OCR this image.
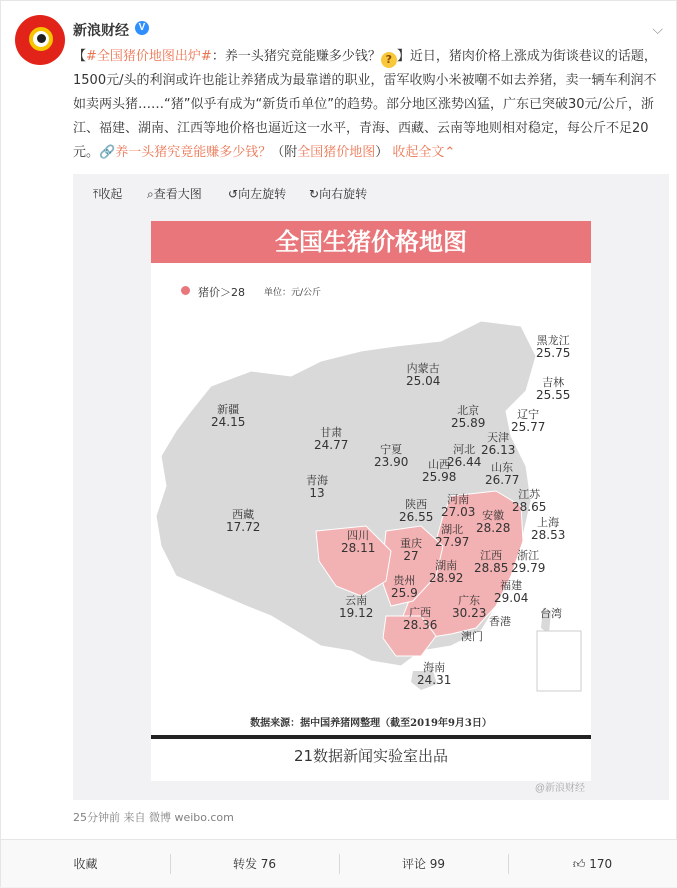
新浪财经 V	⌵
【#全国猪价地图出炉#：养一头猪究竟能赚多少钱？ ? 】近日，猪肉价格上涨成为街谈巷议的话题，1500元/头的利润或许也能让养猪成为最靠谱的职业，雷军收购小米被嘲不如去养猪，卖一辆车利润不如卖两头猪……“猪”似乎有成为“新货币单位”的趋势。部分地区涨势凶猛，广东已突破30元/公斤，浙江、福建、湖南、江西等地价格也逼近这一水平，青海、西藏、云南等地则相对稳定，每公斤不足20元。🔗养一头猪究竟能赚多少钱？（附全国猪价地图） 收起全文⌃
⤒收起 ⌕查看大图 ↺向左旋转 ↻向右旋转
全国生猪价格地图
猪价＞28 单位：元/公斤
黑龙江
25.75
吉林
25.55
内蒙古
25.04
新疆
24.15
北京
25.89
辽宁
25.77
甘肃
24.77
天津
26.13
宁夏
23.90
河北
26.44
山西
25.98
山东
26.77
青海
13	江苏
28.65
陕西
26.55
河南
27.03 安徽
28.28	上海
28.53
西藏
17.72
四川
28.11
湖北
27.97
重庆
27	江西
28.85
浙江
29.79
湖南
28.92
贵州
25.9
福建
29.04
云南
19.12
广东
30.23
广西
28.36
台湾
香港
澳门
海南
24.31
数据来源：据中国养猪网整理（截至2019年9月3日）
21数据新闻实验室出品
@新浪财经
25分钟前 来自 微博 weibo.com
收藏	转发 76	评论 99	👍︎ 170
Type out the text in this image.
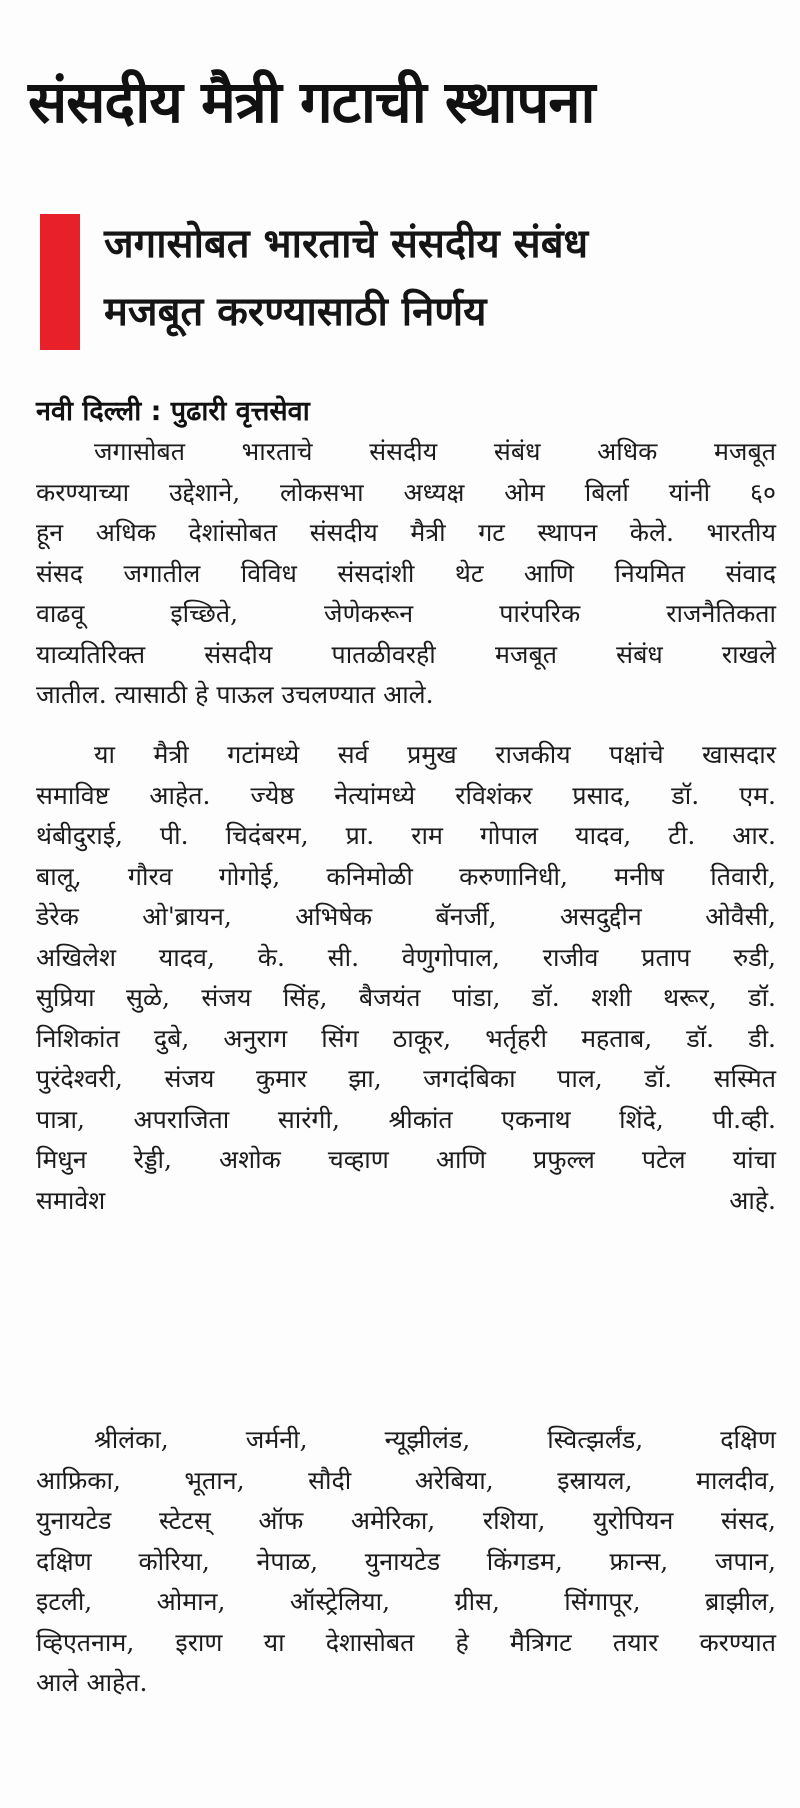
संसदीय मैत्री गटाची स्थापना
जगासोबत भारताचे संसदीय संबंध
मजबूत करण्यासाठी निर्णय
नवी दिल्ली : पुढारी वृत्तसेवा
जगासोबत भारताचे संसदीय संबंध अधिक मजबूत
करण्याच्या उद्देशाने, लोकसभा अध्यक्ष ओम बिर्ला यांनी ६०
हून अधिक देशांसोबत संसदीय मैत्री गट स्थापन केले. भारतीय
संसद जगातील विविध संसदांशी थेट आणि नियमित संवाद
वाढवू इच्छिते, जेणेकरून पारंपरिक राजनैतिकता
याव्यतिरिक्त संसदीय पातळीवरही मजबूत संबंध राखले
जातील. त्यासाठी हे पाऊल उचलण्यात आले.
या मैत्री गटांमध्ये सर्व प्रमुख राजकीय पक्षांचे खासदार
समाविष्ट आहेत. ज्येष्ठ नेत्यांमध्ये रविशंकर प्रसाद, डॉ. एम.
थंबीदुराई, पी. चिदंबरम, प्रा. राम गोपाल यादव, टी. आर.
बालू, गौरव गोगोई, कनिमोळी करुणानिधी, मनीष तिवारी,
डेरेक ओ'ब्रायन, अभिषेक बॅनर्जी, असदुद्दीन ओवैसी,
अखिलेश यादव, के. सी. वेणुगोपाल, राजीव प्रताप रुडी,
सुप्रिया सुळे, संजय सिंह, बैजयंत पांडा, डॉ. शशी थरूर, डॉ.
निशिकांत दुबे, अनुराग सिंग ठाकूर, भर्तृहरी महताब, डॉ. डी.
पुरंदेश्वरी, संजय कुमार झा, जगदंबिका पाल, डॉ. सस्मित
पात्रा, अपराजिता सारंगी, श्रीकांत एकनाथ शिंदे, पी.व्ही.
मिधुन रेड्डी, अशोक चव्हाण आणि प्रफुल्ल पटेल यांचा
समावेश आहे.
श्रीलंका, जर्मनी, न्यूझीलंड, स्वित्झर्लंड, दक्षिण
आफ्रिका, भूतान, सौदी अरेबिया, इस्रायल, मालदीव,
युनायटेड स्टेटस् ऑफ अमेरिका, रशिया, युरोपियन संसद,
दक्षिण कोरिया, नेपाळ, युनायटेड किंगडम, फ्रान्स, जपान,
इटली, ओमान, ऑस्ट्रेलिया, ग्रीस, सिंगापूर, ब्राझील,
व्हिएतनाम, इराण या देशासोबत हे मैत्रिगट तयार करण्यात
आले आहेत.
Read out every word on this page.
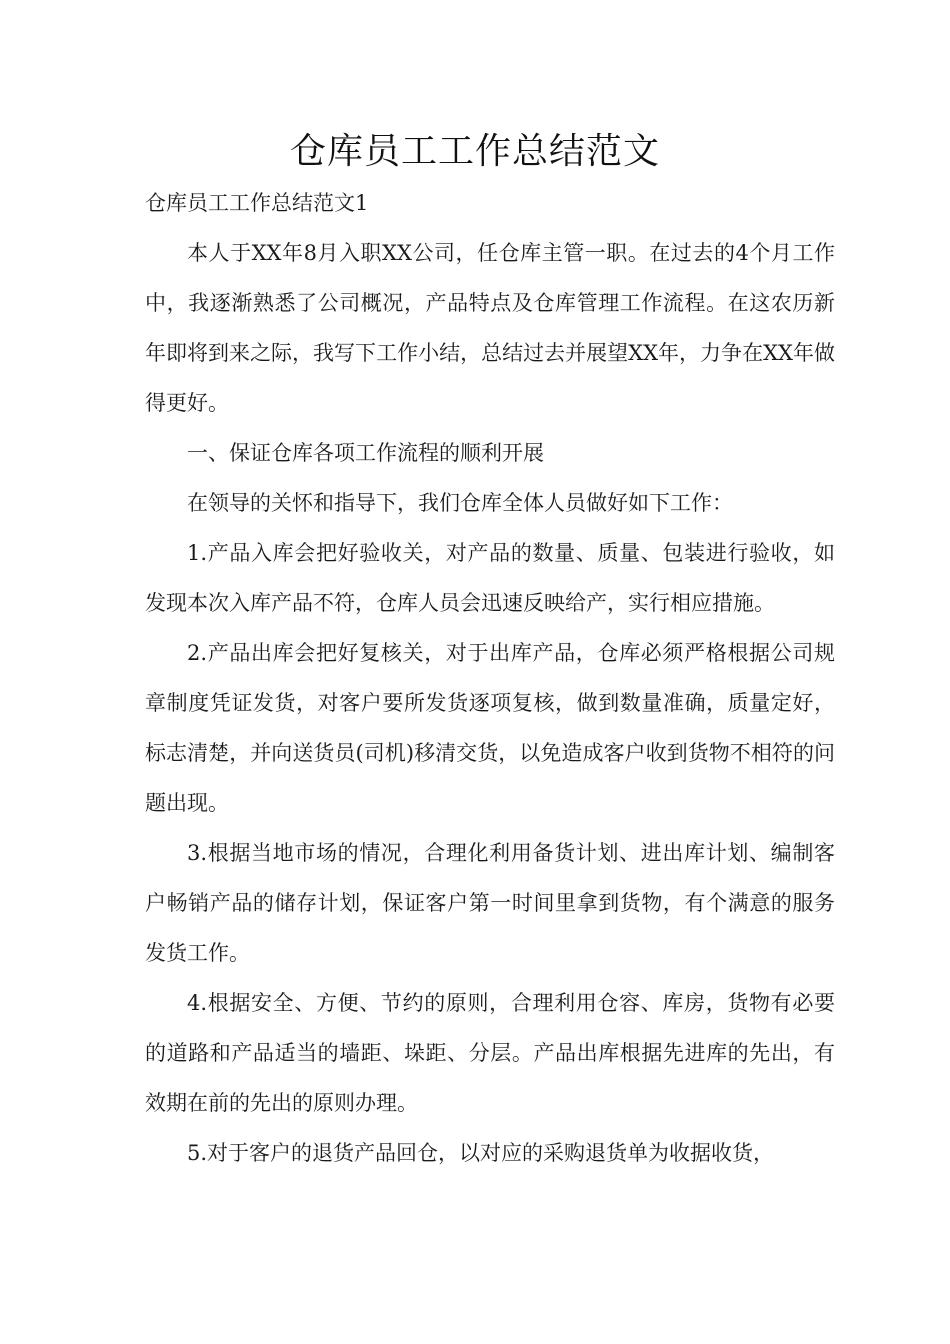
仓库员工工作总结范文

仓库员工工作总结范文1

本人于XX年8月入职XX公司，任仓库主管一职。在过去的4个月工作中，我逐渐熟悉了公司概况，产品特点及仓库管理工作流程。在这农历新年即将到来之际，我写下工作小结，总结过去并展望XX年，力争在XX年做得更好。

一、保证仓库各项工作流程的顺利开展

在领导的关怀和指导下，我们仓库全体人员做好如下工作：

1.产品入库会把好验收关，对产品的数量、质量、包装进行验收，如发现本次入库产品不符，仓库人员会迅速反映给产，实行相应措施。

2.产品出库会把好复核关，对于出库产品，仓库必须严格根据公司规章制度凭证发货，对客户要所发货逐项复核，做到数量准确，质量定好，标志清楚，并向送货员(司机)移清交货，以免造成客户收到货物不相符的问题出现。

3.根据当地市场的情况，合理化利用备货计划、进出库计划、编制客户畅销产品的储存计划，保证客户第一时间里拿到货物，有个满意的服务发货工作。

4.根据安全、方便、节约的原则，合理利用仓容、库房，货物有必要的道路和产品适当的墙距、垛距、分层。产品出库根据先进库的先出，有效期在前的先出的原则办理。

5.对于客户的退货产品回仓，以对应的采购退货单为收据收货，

=======

(THE REQUEST)
Look through the records above and report how many lines hold the word "this", giving only the number.

(EXERCISE SOLUTION)
3